**EXERCISE INSTRUCTIONS:**
Go through the entries and transcribe each one exactly, dropping the pictures.

◇ ◇ ◇ ◇

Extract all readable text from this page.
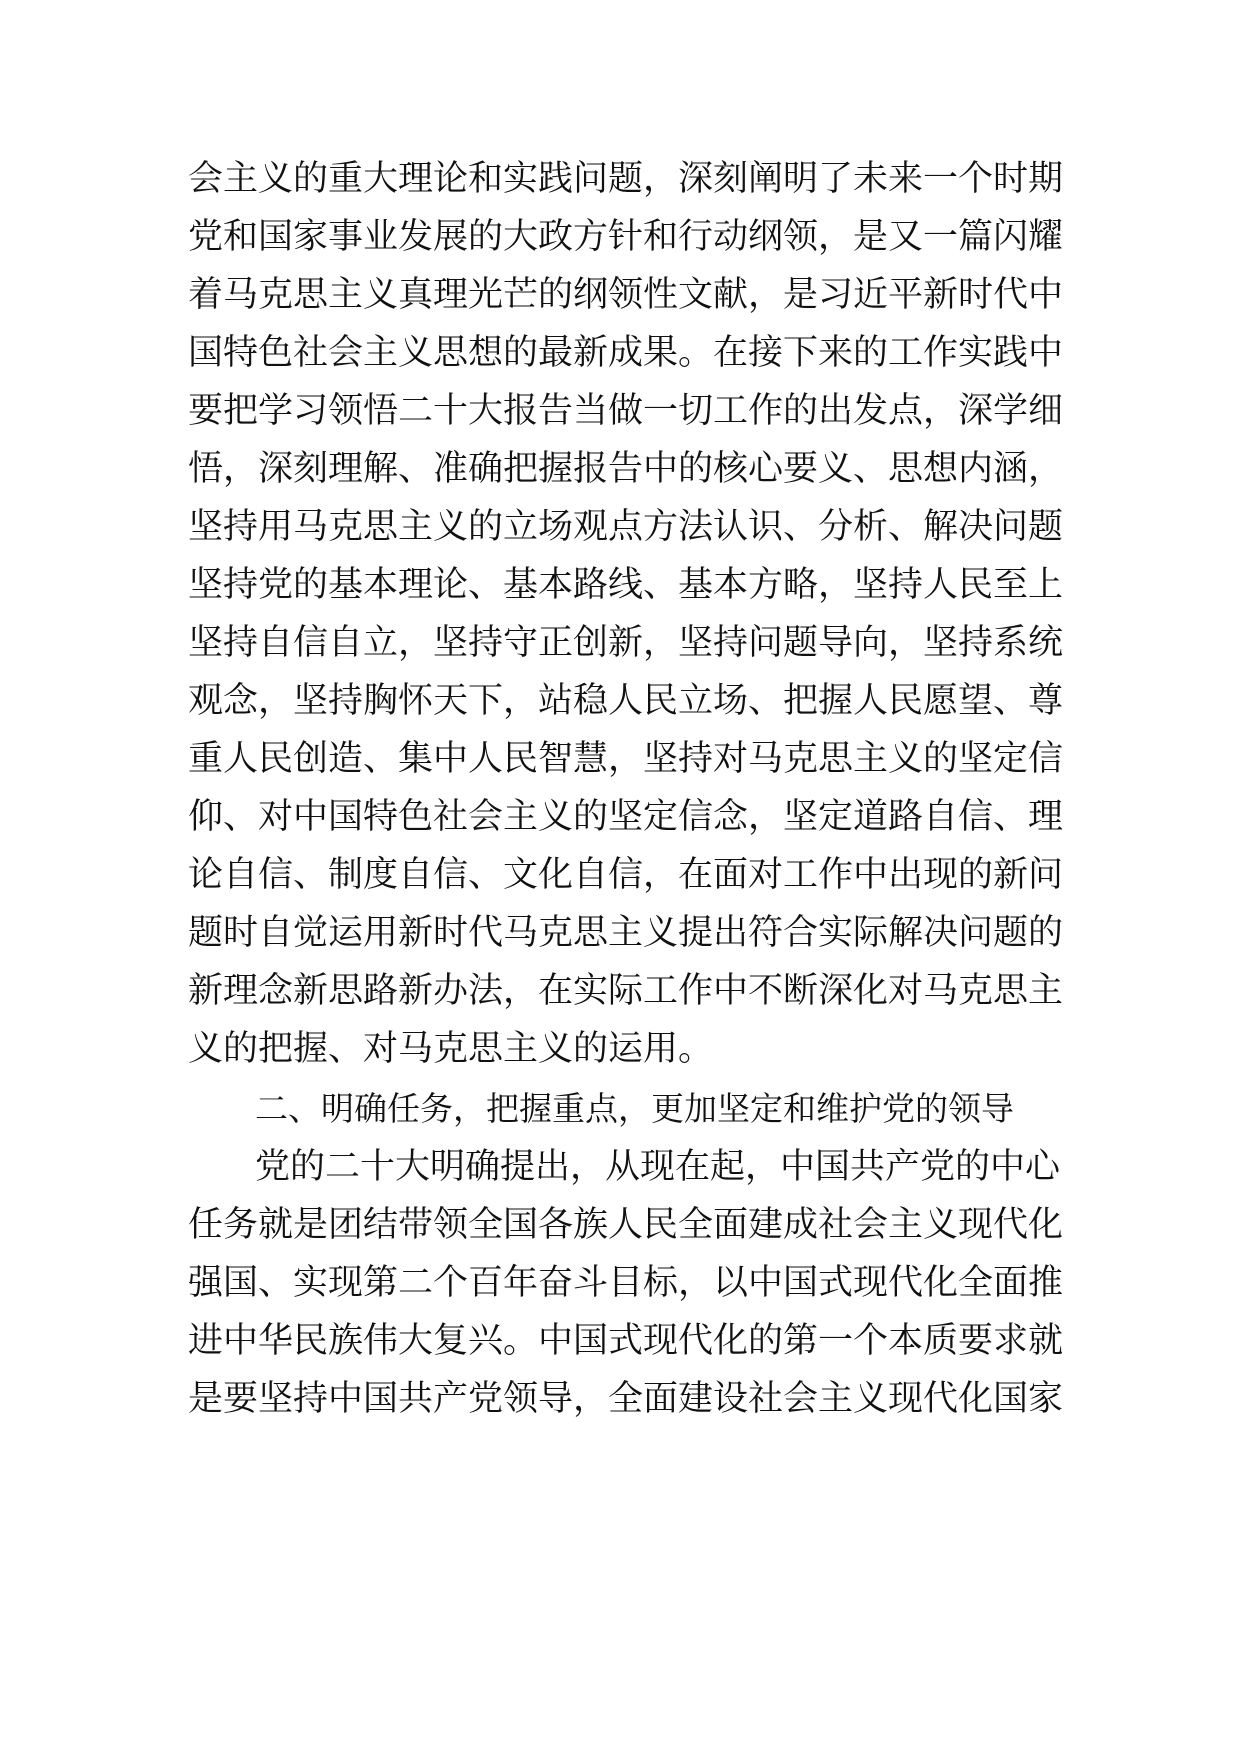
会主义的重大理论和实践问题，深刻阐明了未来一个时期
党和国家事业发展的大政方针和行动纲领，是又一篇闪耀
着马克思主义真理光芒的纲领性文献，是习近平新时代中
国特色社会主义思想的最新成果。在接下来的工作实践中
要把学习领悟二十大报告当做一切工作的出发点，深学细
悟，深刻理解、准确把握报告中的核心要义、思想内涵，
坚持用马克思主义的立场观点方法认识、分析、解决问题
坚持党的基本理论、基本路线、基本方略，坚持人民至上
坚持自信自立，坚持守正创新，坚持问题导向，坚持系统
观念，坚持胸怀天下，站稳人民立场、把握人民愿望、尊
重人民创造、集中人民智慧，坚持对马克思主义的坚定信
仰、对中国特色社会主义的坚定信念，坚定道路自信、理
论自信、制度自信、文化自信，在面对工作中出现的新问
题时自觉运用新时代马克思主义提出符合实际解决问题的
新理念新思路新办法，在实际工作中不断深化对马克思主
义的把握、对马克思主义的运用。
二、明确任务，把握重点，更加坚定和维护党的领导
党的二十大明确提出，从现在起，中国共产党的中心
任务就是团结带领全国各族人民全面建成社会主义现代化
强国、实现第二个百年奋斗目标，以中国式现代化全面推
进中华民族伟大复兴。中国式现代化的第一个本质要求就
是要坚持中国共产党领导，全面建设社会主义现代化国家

◇ ◇ ◇ ◇

**FINAL RESULT:**
Extract all readable text from this page.
会主义的重大理论和实践问题，深刻阐明了未来一个时期
党和国家事业发展的大政方针和行动纲领，是又一篇闪耀
着马克思主义真理光芒的纲领性文献，是习近平新时代中
国特色社会主义思想的最新成果。在接下来的工作实践中
要把学习领悟二十大报告当做一切工作的出发点，深学细
悟，深刻理解、准确把握报告中的核心要义、思想内涵，
坚持用马克思主义的立场观点方法认识、分析、解决问题
坚持党的基本理论、基本路线、基本方略，坚持人民至上
坚持自信自立，坚持守正创新，坚持问题导向，坚持系统
观念，坚持胸怀天下，站稳人民立场、把握人民愿望、尊
重人民创造、集中人民智慧，坚持对马克思主义的坚定信
仰、对中国特色社会主义的坚定信念，坚定道路自信、理
论自信、制度自信、文化自信，在面对工作中出现的新问
题时自觉运用新时代马克思主义提出符合实际解决问题的
新理念新思路新办法，在实际工作中不断深化对马克思主
义的把握、对马克思主义的运用。
二、明确任务，把握重点，更加坚定和维护党的领导
党的二十大明确提出，从现在起，中国共产党的中心
任务就是团结带领全国各族人民全面建成社会主义现代化
强国、实现第二个百年奋斗目标，以中国式现代化全面推
进中华民族伟大复兴。中国式现代化的第一个本质要求就
是要坚持中国共产党领导，全面建设社会主义现代化国家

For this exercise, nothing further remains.